Data excerpts

[Begin]

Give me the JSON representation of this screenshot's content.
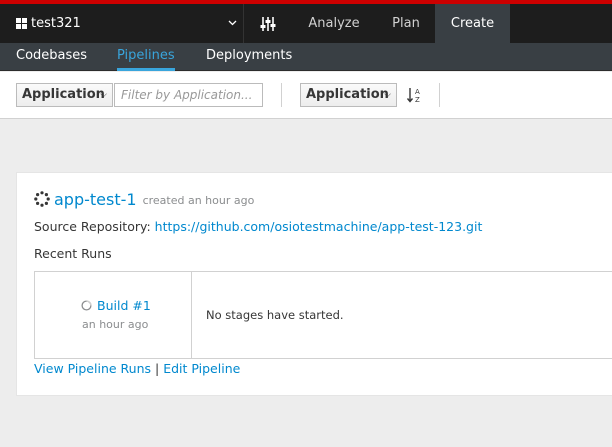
{
  "colors": {
    "accent": "#0088ce",
    "brand_bar": "#cc0000",
    "topbar": "#1d1d1d",
    "subnav": "#393f44",
    "active_tab": "#39a5dc"
  },
  "space": {
    "name": "test321",
    "icon": "grid-icon",
    "caret_icon": "chevron-down-icon"
  },
  "topnav": {
    "tune_icon": "sliders-icon",
    "items": [
      {
        "label": "Analyze",
        "active": false
      },
      {
        "label": "Plan",
        "active": false
      },
      {
        "label": "Create",
        "active": true
      }
    ]
  },
  "subnav": {
    "tabs": [
      {
        "label": "Codebases",
        "active": false
      },
      {
        "label": "Pipelines",
        "active": true
      },
      {
        "label": "Deployments",
        "active": false
      }
    ]
  },
  "toolbar": {
    "filter_field": "Application",
    "filter_placeholder": "Filter by Application...",
    "sort_field": "Application",
    "sort_icon": "sort-alpha-icon"
  },
  "pipeline": {
    "name": "app-test-1",
    "status_icon": "spinner-icon",
    "created": "created an hour ago",
    "source_label": "Source Repository:",
    "source_url": "https://github.com/osiotestmachine/app-test-123.git",
    "recent_runs_label": "Recent Runs",
    "runs": [
      {
        "label": "Build #1",
        "time": "an hour ago",
        "status_icon": "pending-icon",
        "stages": "No stages have started."
      }
    ],
    "view_runs_label": "View Pipeline Runs",
    "separator": "|",
    "edit_label": "Edit Pipeline"
  }
}
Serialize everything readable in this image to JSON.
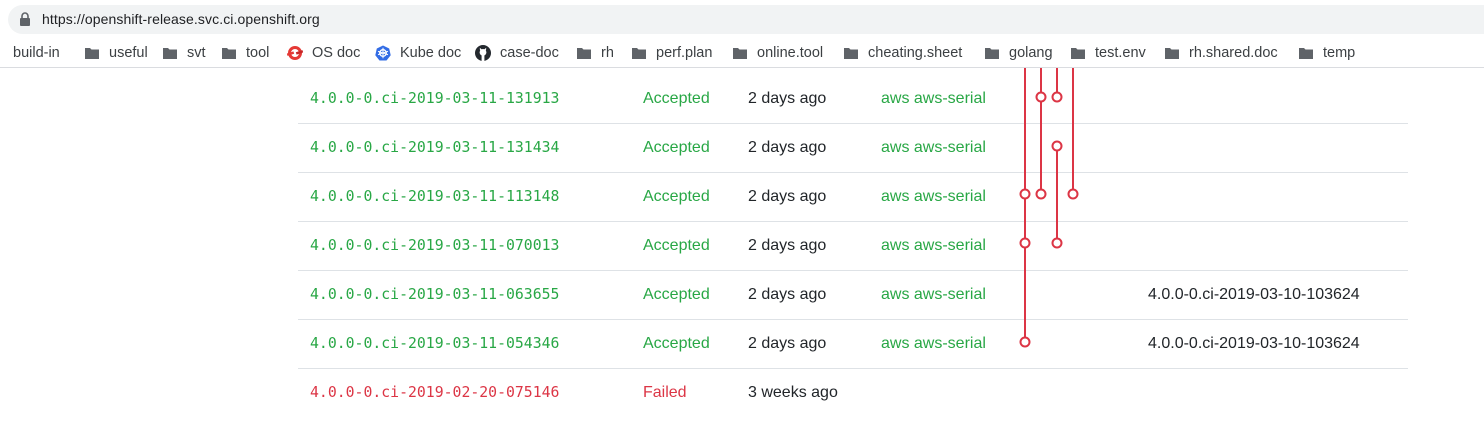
{
  "browser": {
    "url": "https://openshift-release.svc.ci.openshift.org"
  },
  "bookmarks": [
    {
      "label": "build-in",
      "icon": "folder-icon"
    },
    {
      "label": "useful",
      "icon": "folder-icon"
    },
    {
      "label": "svt",
      "icon": "folder-icon"
    },
    {
      "label": "tool",
      "icon": "folder-icon"
    },
    {
      "label": "OS doc",
      "icon": "openshift-logo-icon"
    },
    {
      "label": "Kube doc",
      "icon": "kubernetes-logo-icon"
    },
    {
      "label": "case-doc",
      "icon": "github-logo-icon"
    },
    {
      "label": "rh",
      "icon": "folder-icon"
    },
    {
      "label": "perf.plan",
      "icon": "folder-icon"
    },
    {
      "label": "online.tool",
      "icon": "folder-icon"
    },
    {
      "label": "cheating.sheet",
      "icon": "folder-icon"
    },
    {
      "label": "golang",
      "icon": "folder-icon"
    },
    {
      "label": "test.env",
      "icon": "folder-icon"
    },
    {
      "label": "rh.shared.doc",
      "icon": "folder-icon"
    },
    {
      "label": "temp",
      "icon": "folder-icon"
    }
  ],
  "colors": {
    "accepted": "#28a745",
    "failed": "#dc3545",
    "graph": "#dc3545"
  },
  "releases": [
    {
      "name": "4.0.0-0.ci-2019-03-11-131913",
      "status": "Accepted",
      "age": "2 days ago",
      "tests": "aws aws-serial",
      "upgrade_from": ""
    },
    {
      "name": "4.0.0-0.ci-2019-03-11-131434",
      "status": "Accepted",
      "age": "2 days ago",
      "tests": "aws aws-serial",
      "upgrade_from": ""
    },
    {
      "name": "4.0.0-0.ci-2019-03-11-113148",
      "status": "Accepted",
      "age": "2 days ago",
      "tests": "aws aws-serial",
      "upgrade_from": ""
    },
    {
      "name": "4.0.0-0.ci-2019-03-11-070013",
      "status": "Accepted",
      "age": "2 days ago",
      "tests": "aws aws-serial",
      "upgrade_from": ""
    },
    {
      "name": "4.0.0-0.ci-2019-03-11-063655",
      "status": "Accepted",
      "age": "2 days ago",
      "tests": "aws aws-serial",
      "upgrade_from": "4.0.0-0.ci-2019-03-10-103624"
    },
    {
      "name": "4.0.0-0.ci-2019-03-11-054346",
      "status": "Accepted",
      "age": "2 days ago",
      "tests": "aws aws-serial",
      "upgrade_from": "4.0.0-0.ci-2019-03-10-103624"
    },
    {
      "name": "4.0.0-0.ci-2019-02-20-075146",
      "status": "Failed",
      "age": "3 weeks ago",
      "tests": "",
      "upgrade_from": ""
    }
  ]
}
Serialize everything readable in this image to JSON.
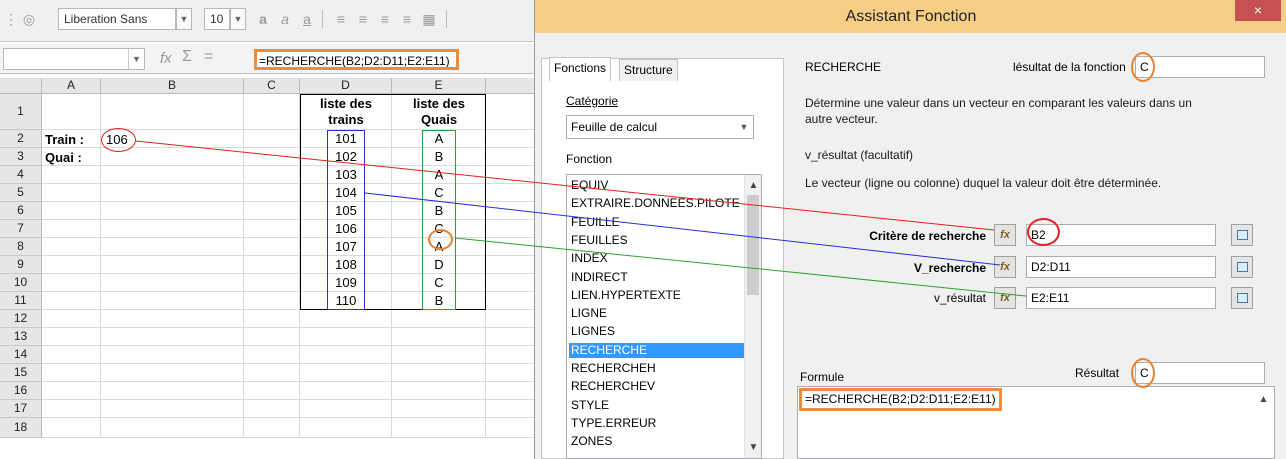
{
  "toolbar": {
    "font_name": "Liberation Sans",
    "font_size": "10",
    "name_box": ""
  },
  "formula_bar": {
    "content": "=RECHERCHE(B2;D2:D11;E2:E11)"
  },
  "sheet": {
    "columns": [
      "A",
      "B",
      "C",
      "D",
      "E"
    ],
    "rows": [
      "1",
      "2",
      "3",
      "4",
      "5",
      "6",
      "7",
      "8",
      "9",
      "10",
      "11",
      "12",
      "13",
      "14",
      "15",
      "16",
      "17",
      "18"
    ],
    "labels": {
      "train": "Train :",
      "quai": "Quai :"
    },
    "train_value": "106",
    "header_d": [
      "liste des",
      "trains"
    ],
    "header_e": [
      "liste des",
      "Quais"
    ],
    "trains": [
      "101",
      "102",
      "103",
      "104",
      "105",
      "106",
      "107",
      "108",
      "109",
      "110"
    ],
    "quais": [
      "A",
      "B",
      "A",
      "C",
      "B",
      "C",
      "A",
      "D",
      "C",
      "B"
    ]
  },
  "dialog": {
    "title": "Assistant Fonction",
    "close": "×",
    "tabs": [
      "Fonctions",
      "Structure"
    ],
    "category_label": "Catégorie",
    "category_value": "Feuille de calcul",
    "function_label": "Fonction",
    "functions": [
      "EQUIV",
      "EXTRAIRE.DONNEES.PILOTE",
      "FEUILLE",
      "FEUILLES",
      "INDEX",
      "INDIRECT",
      "LIEN.HYPERTEXTE",
      "LIGNE",
      "LIGNES",
      "RECHERCHE",
      "RECHERCHEH",
      "RECHERCHEV",
      "STYLE",
      "TYPE.ERREUR",
      "ZONES"
    ],
    "selected_function": "RECHERCHE",
    "func_name": "RECHERCHE",
    "result_label": "lésultat de la fonction",
    "result_value": "C",
    "description": [
      "Détermine une valeur dans un vecteur en comparant les valeurs dans un",
      "autre vecteur."
    ],
    "param_name": "v_résultat (facultatif)",
    "param_desc": "Le vecteur (ligne ou colonne) duquel la valeur doit être déterminée.",
    "arguments": [
      {
        "label": "Critère de recherche",
        "value": "B2"
      },
      {
        "label": "V_recherche",
        "value": "D2:D11"
      },
      {
        "label": "v_résultat",
        "value": "E2:E11"
      }
    ],
    "formula_label": "Formule",
    "resultat_label": "Résultat",
    "resultat_value": "C",
    "formula": "=RECHERCHE(B2;D2:D11;E2:E11)"
  }
}
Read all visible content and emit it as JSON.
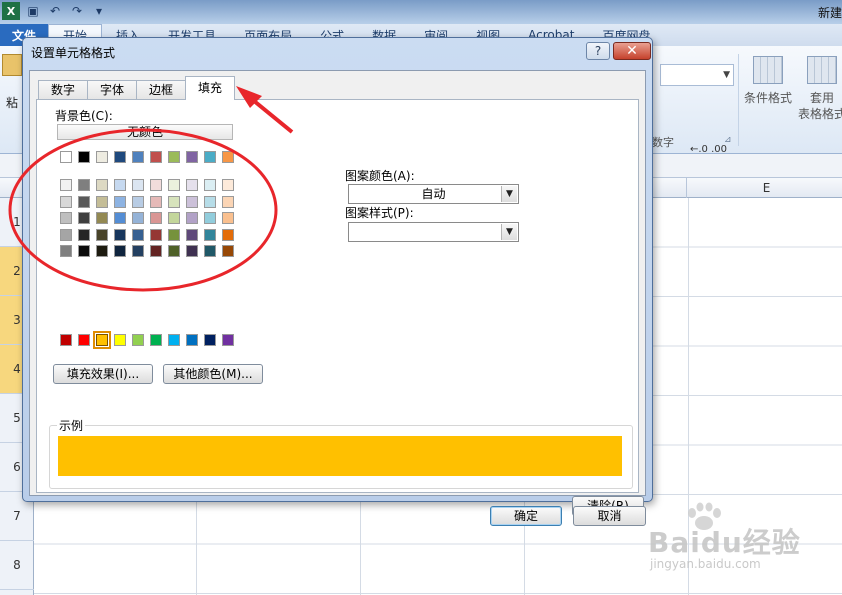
{
  "excel": {
    "title_right": "新建",
    "ribbon_tabs": [
      "文件",
      "开始",
      "插入",
      "开发工具",
      "页面布局",
      "公式",
      "数据",
      "审阅",
      "视图",
      "Acrobat",
      "百度网盘"
    ],
    "paste_label": "粘",
    "number_group_label": "数字",
    "decimal_buttons": "←.0  .00",
    "cond_format_label": "条件格式",
    "table_format_label": "套用\n表格格式",
    "column_E": "E",
    "row_numbers": [
      "1",
      "2",
      "3",
      "4",
      "5",
      "6",
      "7",
      "8"
    ],
    "selected_rows": [
      1,
      2,
      3
    ]
  },
  "dialog": {
    "title": "设置单元格格式",
    "help": "?",
    "close": "✕",
    "tabs": [
      "数字",
      "字体",
      "边框",
      "填充"
    ],
    "active_tab": "填充",
    "background_color_label": "背景色(C):",
    "no_color_button": "无颜色",
    "theme_colors_top": [
      "#ffffff",
      "#000000",
      "#eeece1",
      "#1f497d",
      "#4f81bd",
      "#c0504d",
      "#9bbb59",
      "#8064a2",
      "#4bacc6",
      "#f79646"
    ],
    "theme_tints": [
      [
        "#f2f2f2",
        "#7f7f7f",
        "#ddd9c3",
        "#c6d9f0",
        "#dbe5f1",
        "#f2dcdb",
        "#ebf1dd",
        "#e5e0ec",
        "#dbeef3",
        "#fdeada"
      ],
      [
        "#d8d8d8",
        "#595959",
        "#c4bd97",
        "#8db3e2",
        "#b8cce4",
        "#e5b9b7",
        "#d7e3bc",
        "#ccc1d9",
        "#b7dde8",
        "#fbd5b5"
      ],
      [
        "#bfbfbf",
        "#3f3f3f",
        "#938953",
        "#548dd4",
        "#95b3d7",
        "#d99694",
        "#c3d69b",
        "#b2a2c7",
        "#92cddc",
        "#fac08f"
      ],
      [
        "#a5a5a5",
        "#262626",
        "#494429",
        "#17365d",
        "#366092",
        "#953734",
        "#76923c",
        "#5f497a",
        "#31859b",
        "#e36c09"
      ],
      [
        "#7f7f7f",
        "#0c0c0c",
        "#1d1b10",
        "#0f243e",
        "#244061",
        "#632423",
        "#4f6128",
        "#3f3151",
        "#205867",
        "#974806"
      ]
    ],
    "standard_colors": [
      "#c00000",
      "#ff0000",
      "#ffc000",
      "#ffff00",
      "#92d050",
      "#00b050",
      "#00b0f0",
      "#0070c0",
      "#002060",
      "#7030a0"
    ],
    "selected_standard_index": 2,
    "fill_effects_button": "填充效果(I)...",
    "more_colors_button": "其他颜色(M)...",
    "pattern_color_label": "图案颜色(A):",
    "pattern_color_value": "自动",
    "pattern_style_label": "图案样式(P):",
    "pattern_style_value": "",
    "sample_label": "示例",
    "sample_color": "#ffc000",
    "clear_button": "清除(R)",
    "ok_button": "确定",
    "cancel_button": "取消"
  },
  "watermark": {
    "brand": "Baidu经验",
    "url": "jingyan.baidu.com"
  },
  "annotation_color": "#e8262b"
}
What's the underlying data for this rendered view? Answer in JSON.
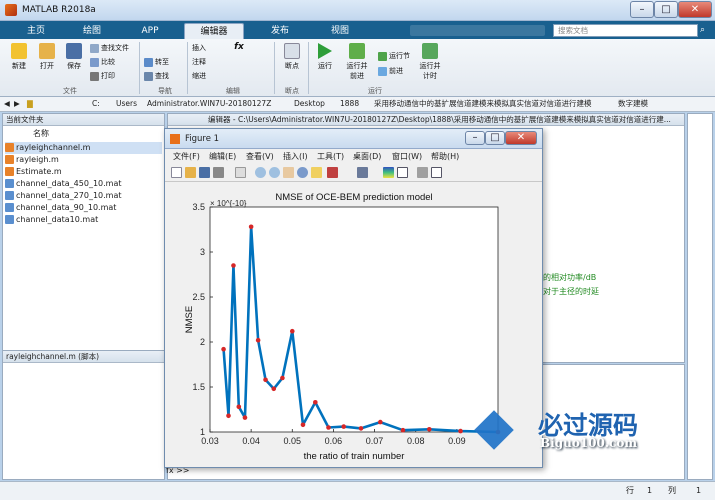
{
  "window": {
    "title": "MATLAB R2018a",
    "min": "–",
    "max": "□",
    "close": "✕"
  },
  "tabs": [
    "主页",
    "绘图",
    "APP",
    "编辑器",
    "发布",
    "视图"
  ],
  "search_placeholder": "搜索文档",
  "ribbon": {
    "file": {
      "new": "新建",
      "open": "打开",
      "save": "保存",
      "find_files": "查找文件",
      "compare": "比较",
      "print": "打印",
      "group": "文件"
    },
    "nav": {
      "go_to": "转至",
      "find": "查找",
      "group": "导航"
    },
    "edit": {
      "insert": "插入",
      "comment": "注释",
      "indent": "缩进",
      "fx": "fx",
      "group": "编辑"
    },
    "breakpoints": {
      "label": "断点",
      "group": "断点"
    },
    "run": {
      "run": "运行",
      "run_advance": "运行并\n前进",
      "run_section": "运行节",
      "advance": "前进",
      "run_time": "运行并\n计时",
      "group": "运行"
    }
  },
  "path": [
    "C:",
    "Users",
    "Administrator.WIN7U-20180127Z",
    "Desktop",
    "1888",
    "采用移动通信中的基扩展信道建模来模拟真实信道对信道进行建模",
    "数字建模"
  ],
  "current_folder": {
    "title": "当前文件夹",
    "col_name": "名称",
    "files": [
      "rayleighchannel.m",
      "rayleigh.m",
      "Estimate.m",
      "channel_data_450_10.mat",
      "channel_data_270_10.mat",
      "channel_data_90_10.mat",
      "channel_data10.mat"
    ],
    "details": "rayleighchannel.m  (脚本)"
  },
  "editor": {
    "title": "编辑器 - C:\\Users\\Administrator.WIN7U-20180127Z\\Desktop\\1888\\采用移动通信中的基扩展信道建模来模拟真实信道对信道进行建...",
    "comment1": "径的相对功率/dB",
    "comment2": "相对于主径的时延"
  },
  "figure": {
    "title": "Figure 1",
    "menu": [
      "文件(F)",
      "编辑(E)",
      "查看(V)",
      "插入(I)",
      "工具(T)",
      "桌面(D)",
      "窗口(W)",
      "帮助(H)"
    ]
  },
  "cmd_prompt": "fx >>",
  "status": {
    "row_label": "行",
    "row": "1",
    "col_label": "列",
    "col": "1"
  },
  "watermark": {
    "cn": "必过源码",
    "url": "Biguo100.com"
  },
  "colors": {
    "line": "#0072bd",
    "marker": "#d62728",
    "accent": "#19608f"
  },
  "chart_data": {
    "type": "line",
    "title": "NMSE of OCE-BEM prediction model",
    "xlabel": "the ratio of train number",
    "ylabel": "NMSE",
    "y_exponent": "× 10^{-10}",
    "xlim": [
      0.03,
      0.1
    ],
    "ylim": [
      1,
      3.5
    ],
    "xticks": [
      "0.03",
      "0.04",
      "0.05",
      "0.06",
      "0.07",
      "0.08",
      "0.09"
    ],
    "yticks": [
      "1",
      "1.5",
      "2",
      "2.5",
      "3",
      "3.5"
    ],
    "x": [
      0.0333,
      0.0345,
      0.0357,
      0.037,
      0.0385,
      0.04,
      0.0417,
      0.0435,
      0.0455,
      0.0476,
      0.05,
      0.0526,
      0.0556,
      0.0588,
      0.0625,
      0.0667,
      0.0714,
      0.0769,
      0.0833,
      0.0909,
      0.1
    ],
    "y": [
      1.92,
      1.18,
      2.85,
      1.28,
      1.16,
      3.28,
      2.02,
      1.58,
      1.48,
      1.6,
      2.12,
      1.08,
      1.33,
      1.05,
      1.06,
      1.04,
      1.11,
      1.02,
      1.03,
      1.01,
      1.0
    ]
  }
}
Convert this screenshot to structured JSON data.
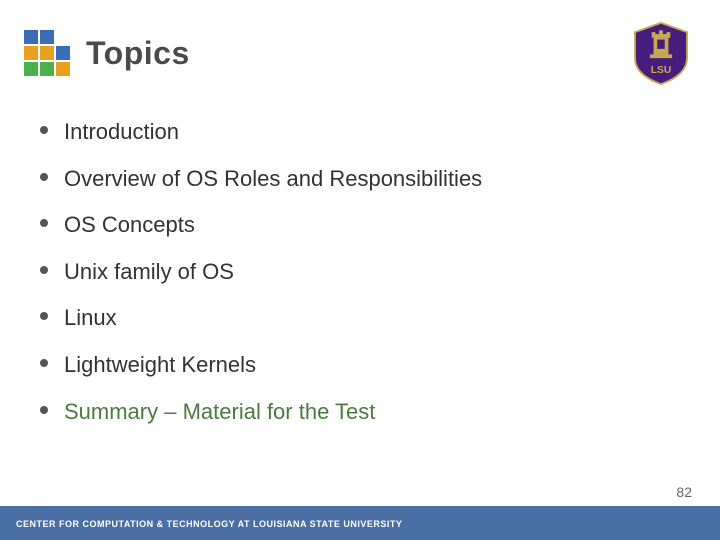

[End]

Find the lines containing "valeur" and pull them out.

      "Détermine une valeur dans un vecteur en comparant les valeurs dans un",
    "param_desc": "Le vecteur (ligne ou colonne) duquel la valeur doit être déterminée.",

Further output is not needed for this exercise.